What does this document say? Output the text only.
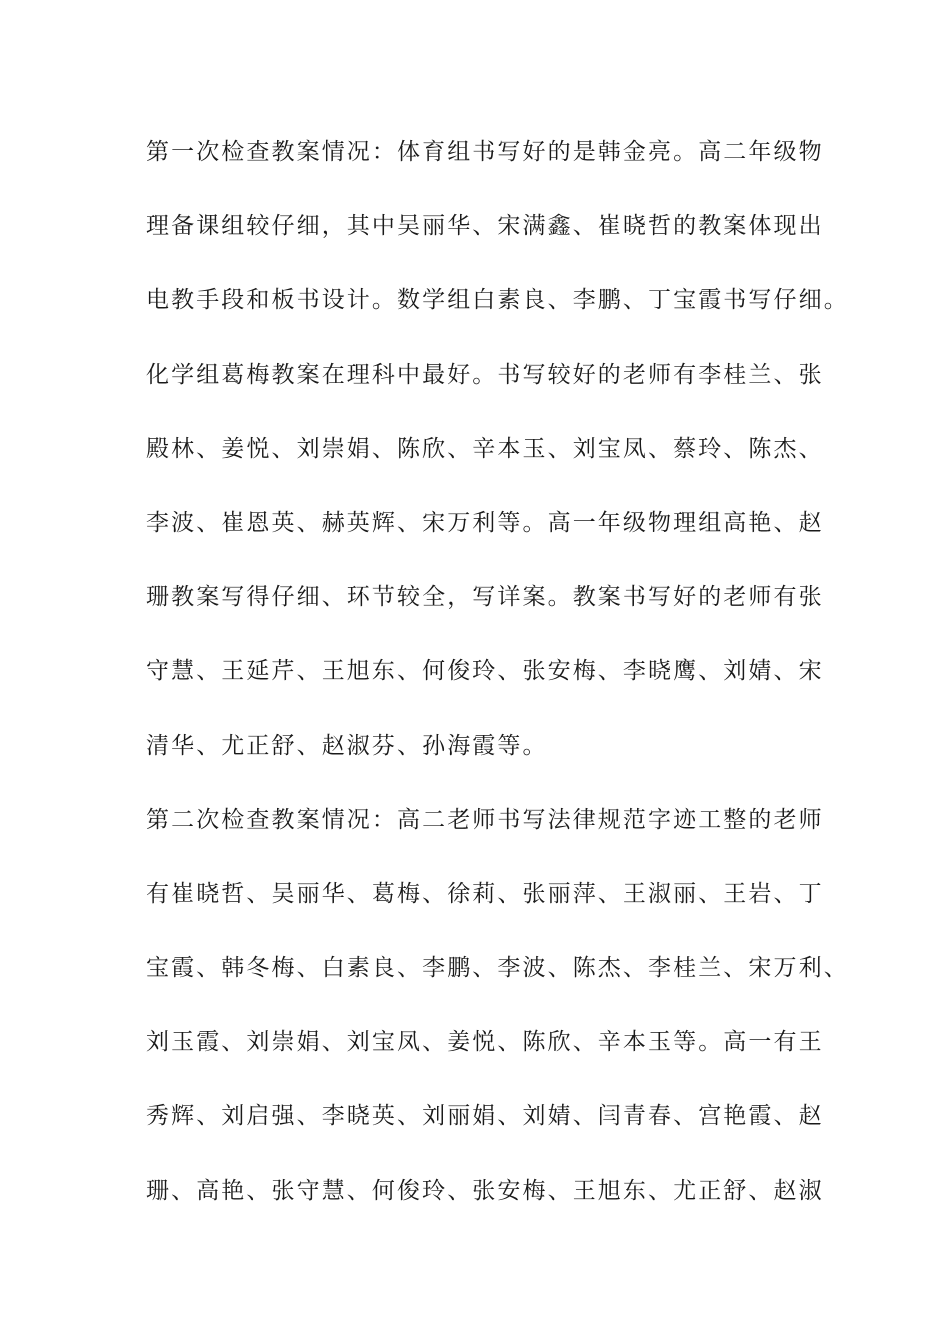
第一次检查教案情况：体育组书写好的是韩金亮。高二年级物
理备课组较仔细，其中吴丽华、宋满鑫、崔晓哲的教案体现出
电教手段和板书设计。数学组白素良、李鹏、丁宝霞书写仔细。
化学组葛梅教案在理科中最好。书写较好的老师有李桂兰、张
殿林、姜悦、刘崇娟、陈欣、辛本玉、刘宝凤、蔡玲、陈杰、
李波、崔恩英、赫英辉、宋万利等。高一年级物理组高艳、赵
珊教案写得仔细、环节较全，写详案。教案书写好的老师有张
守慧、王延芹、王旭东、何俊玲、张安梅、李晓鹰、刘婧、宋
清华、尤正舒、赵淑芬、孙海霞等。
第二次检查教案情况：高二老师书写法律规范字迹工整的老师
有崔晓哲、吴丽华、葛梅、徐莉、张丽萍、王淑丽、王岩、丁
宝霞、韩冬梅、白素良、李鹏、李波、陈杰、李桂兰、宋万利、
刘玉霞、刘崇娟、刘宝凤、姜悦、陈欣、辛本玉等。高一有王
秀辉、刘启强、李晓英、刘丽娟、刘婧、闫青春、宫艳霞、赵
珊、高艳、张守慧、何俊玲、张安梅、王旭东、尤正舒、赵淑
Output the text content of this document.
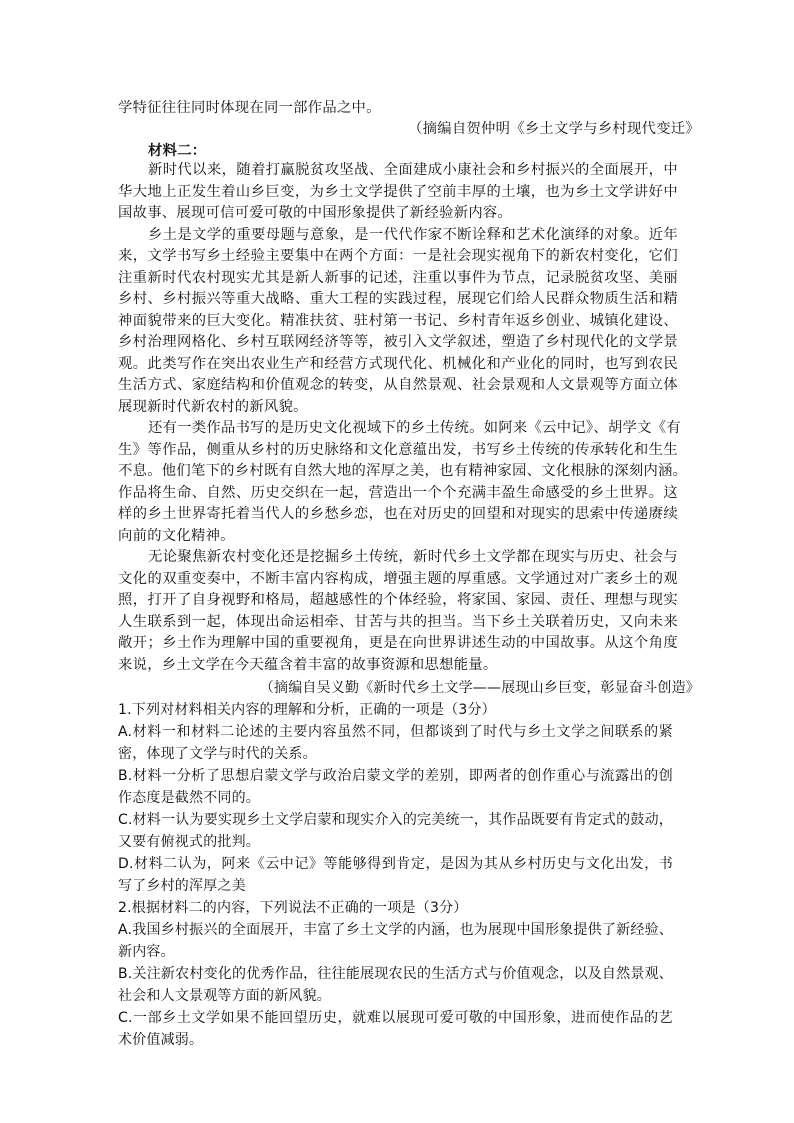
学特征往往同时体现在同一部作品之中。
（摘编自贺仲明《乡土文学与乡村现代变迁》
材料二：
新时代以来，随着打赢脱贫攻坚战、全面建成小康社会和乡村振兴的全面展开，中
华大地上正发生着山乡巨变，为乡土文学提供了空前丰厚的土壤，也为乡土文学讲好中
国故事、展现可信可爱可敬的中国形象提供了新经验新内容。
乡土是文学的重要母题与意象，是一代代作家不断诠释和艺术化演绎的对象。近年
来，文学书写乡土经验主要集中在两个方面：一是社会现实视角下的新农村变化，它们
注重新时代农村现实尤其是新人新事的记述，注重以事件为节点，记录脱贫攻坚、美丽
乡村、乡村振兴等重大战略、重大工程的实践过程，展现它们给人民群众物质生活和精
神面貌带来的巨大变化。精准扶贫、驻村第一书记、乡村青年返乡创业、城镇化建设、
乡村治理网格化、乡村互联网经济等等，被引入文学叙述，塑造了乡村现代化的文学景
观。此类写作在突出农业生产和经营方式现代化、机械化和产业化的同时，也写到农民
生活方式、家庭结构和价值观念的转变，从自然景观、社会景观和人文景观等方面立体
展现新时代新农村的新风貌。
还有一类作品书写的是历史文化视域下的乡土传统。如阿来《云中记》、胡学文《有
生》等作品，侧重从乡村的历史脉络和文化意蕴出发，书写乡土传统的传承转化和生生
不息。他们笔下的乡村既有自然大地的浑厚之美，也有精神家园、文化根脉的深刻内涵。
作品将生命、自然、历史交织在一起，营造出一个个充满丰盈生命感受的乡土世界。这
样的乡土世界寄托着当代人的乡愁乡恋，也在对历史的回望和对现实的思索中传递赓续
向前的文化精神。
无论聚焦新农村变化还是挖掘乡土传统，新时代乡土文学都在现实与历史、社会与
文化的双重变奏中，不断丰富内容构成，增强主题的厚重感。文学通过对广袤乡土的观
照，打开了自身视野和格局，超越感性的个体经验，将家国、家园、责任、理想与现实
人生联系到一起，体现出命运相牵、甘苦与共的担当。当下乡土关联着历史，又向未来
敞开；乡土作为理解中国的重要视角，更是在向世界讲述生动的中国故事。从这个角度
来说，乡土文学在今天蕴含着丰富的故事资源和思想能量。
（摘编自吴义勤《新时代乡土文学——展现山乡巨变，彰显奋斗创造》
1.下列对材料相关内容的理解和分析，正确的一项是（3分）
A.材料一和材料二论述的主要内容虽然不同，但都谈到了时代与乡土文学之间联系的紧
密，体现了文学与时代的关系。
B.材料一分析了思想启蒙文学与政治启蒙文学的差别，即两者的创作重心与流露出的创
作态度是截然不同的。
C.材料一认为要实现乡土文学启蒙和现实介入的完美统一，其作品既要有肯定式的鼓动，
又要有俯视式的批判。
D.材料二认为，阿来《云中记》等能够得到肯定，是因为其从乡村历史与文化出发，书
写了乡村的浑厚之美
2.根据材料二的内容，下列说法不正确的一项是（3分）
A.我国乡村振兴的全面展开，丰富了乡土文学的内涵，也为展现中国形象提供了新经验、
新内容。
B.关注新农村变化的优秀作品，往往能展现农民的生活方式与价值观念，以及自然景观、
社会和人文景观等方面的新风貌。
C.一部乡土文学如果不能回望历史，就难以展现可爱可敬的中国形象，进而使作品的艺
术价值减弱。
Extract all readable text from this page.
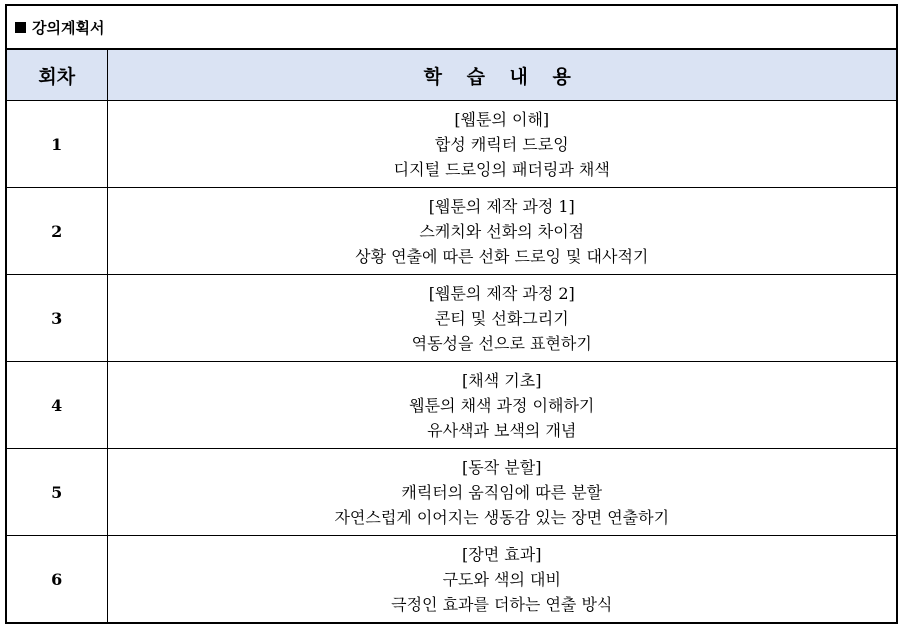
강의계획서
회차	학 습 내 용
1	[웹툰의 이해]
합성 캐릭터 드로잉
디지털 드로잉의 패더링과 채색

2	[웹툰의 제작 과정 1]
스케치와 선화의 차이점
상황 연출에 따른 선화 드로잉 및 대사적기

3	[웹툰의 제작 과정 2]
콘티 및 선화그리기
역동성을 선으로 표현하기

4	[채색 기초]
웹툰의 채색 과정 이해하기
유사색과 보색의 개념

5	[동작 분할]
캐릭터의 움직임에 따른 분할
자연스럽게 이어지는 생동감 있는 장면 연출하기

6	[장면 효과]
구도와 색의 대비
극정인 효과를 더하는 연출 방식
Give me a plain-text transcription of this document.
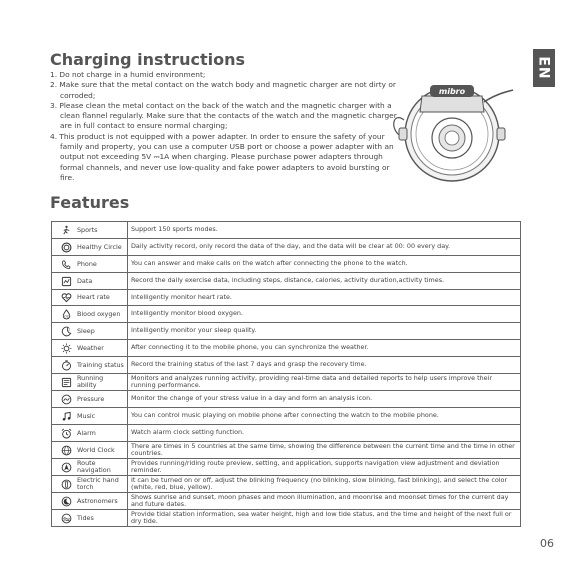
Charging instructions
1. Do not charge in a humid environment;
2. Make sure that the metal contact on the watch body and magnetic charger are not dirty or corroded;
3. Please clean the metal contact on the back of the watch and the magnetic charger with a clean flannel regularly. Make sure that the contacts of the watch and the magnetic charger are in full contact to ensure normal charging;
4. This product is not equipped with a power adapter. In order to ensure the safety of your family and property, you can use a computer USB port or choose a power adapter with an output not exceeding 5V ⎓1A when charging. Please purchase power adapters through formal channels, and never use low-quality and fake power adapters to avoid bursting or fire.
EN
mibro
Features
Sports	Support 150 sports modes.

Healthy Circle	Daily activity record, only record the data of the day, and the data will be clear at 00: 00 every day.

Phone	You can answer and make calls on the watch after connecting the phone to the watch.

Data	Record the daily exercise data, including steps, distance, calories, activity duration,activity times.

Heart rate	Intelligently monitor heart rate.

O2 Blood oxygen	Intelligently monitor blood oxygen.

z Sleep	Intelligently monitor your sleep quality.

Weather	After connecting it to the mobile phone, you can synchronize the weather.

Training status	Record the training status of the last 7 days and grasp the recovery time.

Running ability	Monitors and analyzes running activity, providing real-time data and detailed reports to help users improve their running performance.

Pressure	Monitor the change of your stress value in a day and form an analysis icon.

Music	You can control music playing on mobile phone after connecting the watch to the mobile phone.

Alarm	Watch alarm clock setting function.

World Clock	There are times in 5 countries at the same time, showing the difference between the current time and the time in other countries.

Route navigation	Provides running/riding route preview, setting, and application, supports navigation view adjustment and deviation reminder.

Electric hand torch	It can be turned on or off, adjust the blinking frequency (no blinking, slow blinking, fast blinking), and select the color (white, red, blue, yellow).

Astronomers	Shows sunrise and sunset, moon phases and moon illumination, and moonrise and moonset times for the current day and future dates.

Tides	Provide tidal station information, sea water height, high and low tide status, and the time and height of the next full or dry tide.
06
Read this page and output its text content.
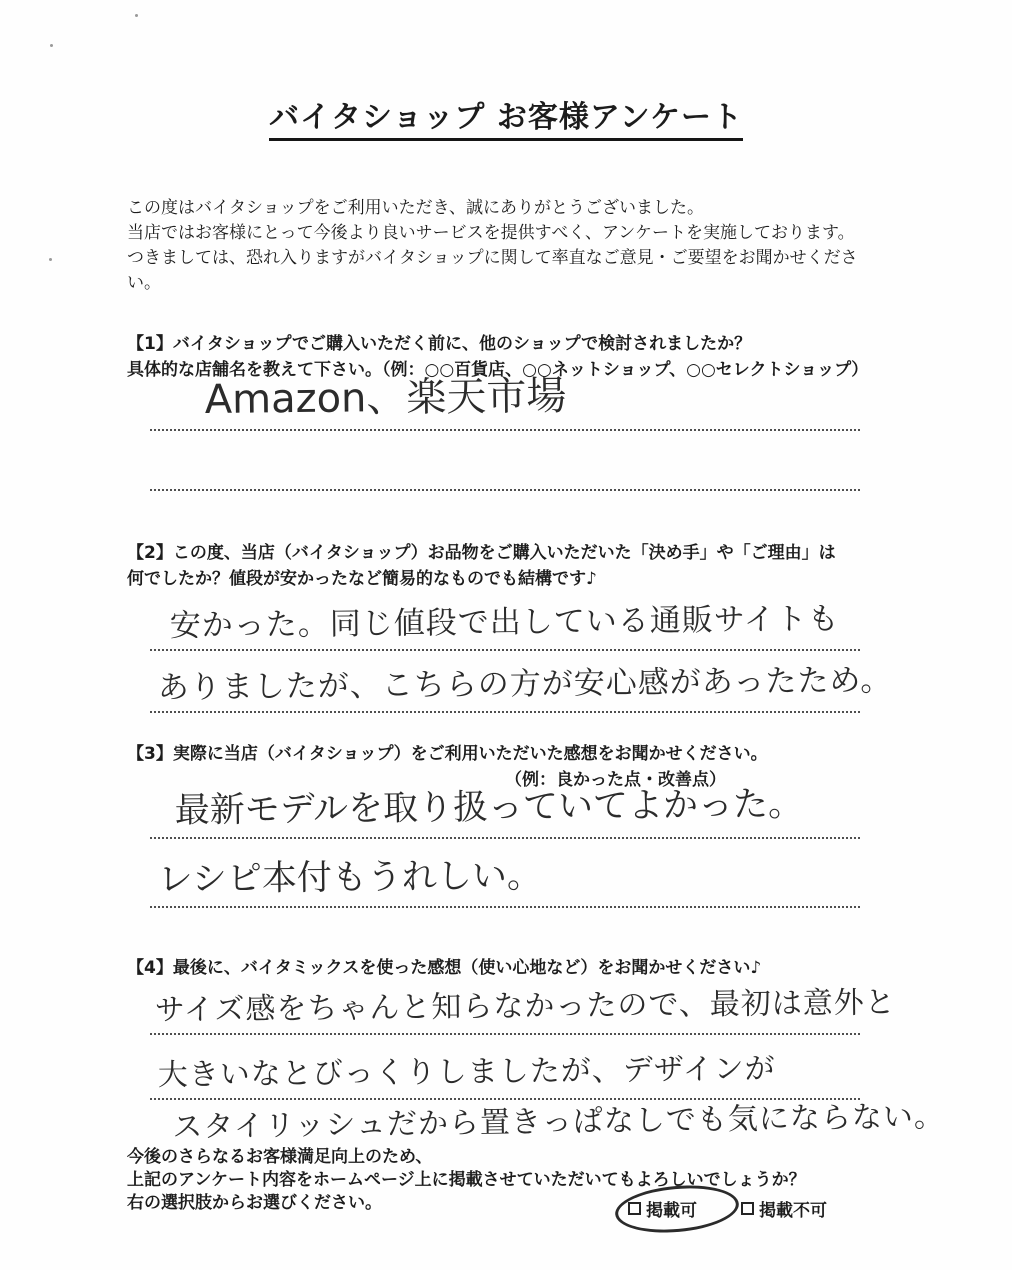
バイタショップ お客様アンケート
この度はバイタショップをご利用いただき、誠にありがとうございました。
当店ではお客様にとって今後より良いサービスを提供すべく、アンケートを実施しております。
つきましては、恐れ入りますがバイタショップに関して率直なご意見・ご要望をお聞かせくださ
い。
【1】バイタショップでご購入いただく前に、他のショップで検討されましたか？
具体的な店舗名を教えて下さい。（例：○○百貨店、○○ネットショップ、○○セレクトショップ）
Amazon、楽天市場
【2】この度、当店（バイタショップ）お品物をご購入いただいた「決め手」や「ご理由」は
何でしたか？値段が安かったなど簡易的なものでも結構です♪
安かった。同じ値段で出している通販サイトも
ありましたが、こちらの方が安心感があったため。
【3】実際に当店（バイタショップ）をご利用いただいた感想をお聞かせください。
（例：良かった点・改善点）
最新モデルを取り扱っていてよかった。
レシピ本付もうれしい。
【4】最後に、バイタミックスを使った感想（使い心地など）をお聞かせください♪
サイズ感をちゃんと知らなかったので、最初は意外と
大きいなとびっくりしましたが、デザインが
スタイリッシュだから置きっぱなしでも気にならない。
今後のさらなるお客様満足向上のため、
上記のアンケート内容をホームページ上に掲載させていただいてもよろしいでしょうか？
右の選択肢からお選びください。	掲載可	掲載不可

__________

» **Requirement**: Check each line above for the word "running", and copy the lines where it appears.

» **Output for this exercise**:
Running ability	Monitors and analyzes running activity, providing real-time data and detailed reports to help users improve their running performance.
Route navigation	Provides running/riding route preview, setting, and application, supports navigation view adjustment and deviation reminder.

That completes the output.